- **Data for this task**

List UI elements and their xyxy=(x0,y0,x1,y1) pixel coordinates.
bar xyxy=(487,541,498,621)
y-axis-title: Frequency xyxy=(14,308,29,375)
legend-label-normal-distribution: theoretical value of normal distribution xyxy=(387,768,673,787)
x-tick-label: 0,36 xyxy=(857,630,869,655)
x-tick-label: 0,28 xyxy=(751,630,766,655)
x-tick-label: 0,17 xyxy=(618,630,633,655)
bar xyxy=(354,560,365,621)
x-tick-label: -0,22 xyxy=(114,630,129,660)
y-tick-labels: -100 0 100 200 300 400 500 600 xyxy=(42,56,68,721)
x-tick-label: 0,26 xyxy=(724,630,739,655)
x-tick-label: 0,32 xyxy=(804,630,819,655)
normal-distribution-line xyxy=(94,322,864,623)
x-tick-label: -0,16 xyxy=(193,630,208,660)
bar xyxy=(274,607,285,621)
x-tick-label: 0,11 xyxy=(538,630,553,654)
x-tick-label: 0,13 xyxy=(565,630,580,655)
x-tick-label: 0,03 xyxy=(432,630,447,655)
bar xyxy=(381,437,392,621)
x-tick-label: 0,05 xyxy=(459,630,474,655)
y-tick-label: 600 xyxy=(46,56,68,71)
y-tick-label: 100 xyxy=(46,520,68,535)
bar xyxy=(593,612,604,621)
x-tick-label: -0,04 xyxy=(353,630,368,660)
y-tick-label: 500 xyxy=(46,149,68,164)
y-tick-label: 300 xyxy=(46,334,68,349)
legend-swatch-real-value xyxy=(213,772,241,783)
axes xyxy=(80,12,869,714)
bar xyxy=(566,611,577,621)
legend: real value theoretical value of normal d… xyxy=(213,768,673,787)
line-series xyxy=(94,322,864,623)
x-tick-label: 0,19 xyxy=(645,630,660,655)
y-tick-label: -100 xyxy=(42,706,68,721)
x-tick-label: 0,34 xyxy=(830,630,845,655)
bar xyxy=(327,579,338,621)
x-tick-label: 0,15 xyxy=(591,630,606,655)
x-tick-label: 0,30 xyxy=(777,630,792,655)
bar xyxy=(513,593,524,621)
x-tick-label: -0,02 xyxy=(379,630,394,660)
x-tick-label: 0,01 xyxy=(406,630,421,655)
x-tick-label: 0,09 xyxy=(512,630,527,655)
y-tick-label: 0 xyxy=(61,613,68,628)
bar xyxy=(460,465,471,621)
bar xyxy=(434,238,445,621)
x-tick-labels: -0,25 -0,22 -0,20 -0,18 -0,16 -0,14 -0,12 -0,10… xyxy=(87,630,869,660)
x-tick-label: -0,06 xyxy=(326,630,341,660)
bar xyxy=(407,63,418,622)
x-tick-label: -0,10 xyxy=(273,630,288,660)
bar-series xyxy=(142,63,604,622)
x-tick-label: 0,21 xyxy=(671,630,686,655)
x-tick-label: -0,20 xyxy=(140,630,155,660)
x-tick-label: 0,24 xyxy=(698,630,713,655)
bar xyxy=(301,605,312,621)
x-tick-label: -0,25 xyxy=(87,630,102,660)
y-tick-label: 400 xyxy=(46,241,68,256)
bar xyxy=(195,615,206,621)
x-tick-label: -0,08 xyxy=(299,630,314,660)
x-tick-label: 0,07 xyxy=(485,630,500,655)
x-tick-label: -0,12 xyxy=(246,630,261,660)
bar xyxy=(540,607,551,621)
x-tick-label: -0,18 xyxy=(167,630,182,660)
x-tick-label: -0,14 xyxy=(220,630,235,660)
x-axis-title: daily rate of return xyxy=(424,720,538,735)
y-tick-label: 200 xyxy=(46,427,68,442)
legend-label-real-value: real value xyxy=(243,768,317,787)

- **Given task**
Return every line of the items above without any changes.

- **Solution**
List UI elements and their xyxy=(x0,y0,x1,y1) pixel coordinates.
bar xyxy=(487,541,498,621)
y-axis-title: Frequency xyxy=(14,308,29,375)
legend-label-normal-distribution: theoretical value of normal distribution xyxy=(387,768,673,787)
x-tick-label: 0,36 xyxy=(857,630,869,655)
x-tick-label: 0,28 xyxy=(751,630,766,655)
x-tick-label: 0,17 xyxy=(618,630,633,655)
bar xyxy=(354,560,365,621)
x-tick-label: -0,22 xyxy=(114,630,129,660)
y-tick-labels: -100 0 100 200 300 400 500 600 xyxy=(42,56,68,721)
x-tick-label: 0,26 xyxy=(724,630,739,655)
x-tick-label: 0,32 xyxy=(804,630,819,655)
normal-distribution-line xyxy=(94,322,864,623)
x-tick-label: -0,16 xyxy=(193,630,208,660)
bar xyxy=(274,607,285,621)
x-tick-label: 0,11 xyxy=(538,630,553,654)
x-tick-label: 0,13 xyxy=(565,630,580,655)
x-tick-label: 0,03 xyxy=(432,630,447,655)
bar xyxy=(381,437,392,621)
x-tick-label: 0,05 xyxy=(459,630,474,655)
y-tick-label: 600 xyxy=(46,56,68,71)
y-tick-label: 100 xyxy=(46,520,68,535)
bar xyxy=(593,612,604,621)
x-tick-label: -0,04 xyxy=(353,630,368,660)
y-tick-label: 500 xyxy=(46,149,68,164)
y-tick-label: 300 xyxy=(46,334,68,349)
legend-swatch-real-value xyxy=(213,772,241,783)
axes xyxy=(80,12,869,714)
bar xyxy=(566,611,577,621)
legend: real value theoretical value of normal d… xyxy=(213,768,673,787)
line-series xyxy=(94,322,864,623)
x-tick-label: 0,19 xyxy=(645,630,660,655)
y-tick-label: -100 xyxy=(42,706,68,721)
x-tick-label: 0,34 xyxy=(830,630,845,655)
bar xyxy=(327,579,338,621)
x-tick-label: 0,15 xyxy=(591,630,606,655)
x-tick-label: 0,30 xyxy=(777,630,792,655)
bar xyxy=(513,593,524,621)
x-tick-label: -0,02 xyxy=(379,630,394,660)
x-tick-label: 0,01 xyxy=(406,630,421,655)
x-tick-label: 0,09 xyxy=(512,630,527,655)
y-tick-label: 0 xyxy=(61,613,68,628)
bar xyxy=(460,465,471,621)
bar xyxy=(434,238,445,621)
x-tick-labels: -0,25 -0,22 -0,20 -0,18 -0,16 -0,14 -0,12 -0,10… xyxy=(87,630,869,660)
x-tick-label: -0,06 xyxy=(326,630,341,660)
bar xyxy=(407,63,418,622)
x-tick-label: -0,10 xyxy=(273,630,288,660)
bar-series xyxy=(142,63,604,622)
x-tick-label: 0,21 xyxy=(671,630,686,655)
x-tick-label: -0,20 xyxy=(140,630,155,660)
x-tick-label: 0,24 xyxy=(698,630,713,655)
bar xyxy=(301,605,312,621)
x-tick-label: -0,25 xyxy=(87,630,102,660)
y-tick-label: 400 xyxy=(46,241,68,256)
bar xyxy=(195,615,206,621)
x-tick-label: -0,08 xyxy=(299,630,314,660)
x-tick-label: 0,07 xyxy=(485,630,500,655)
x-tick-label: -0,12 xyxy=(246,630,261,660)
bar xyxy=(540,607,551,621)
x-tick-label: -0,18 xyxy=(167,630,182,660)
x-tick-label: -0,14 xyxy=(220,630,235,660)
x-axis-title: daily rate of return xyxy=(424,720,538,735)
y-tick-label: 200 xyxy=(46,427,68,442)
legend-label-real-value: real value xyxy=(243,768,317,787)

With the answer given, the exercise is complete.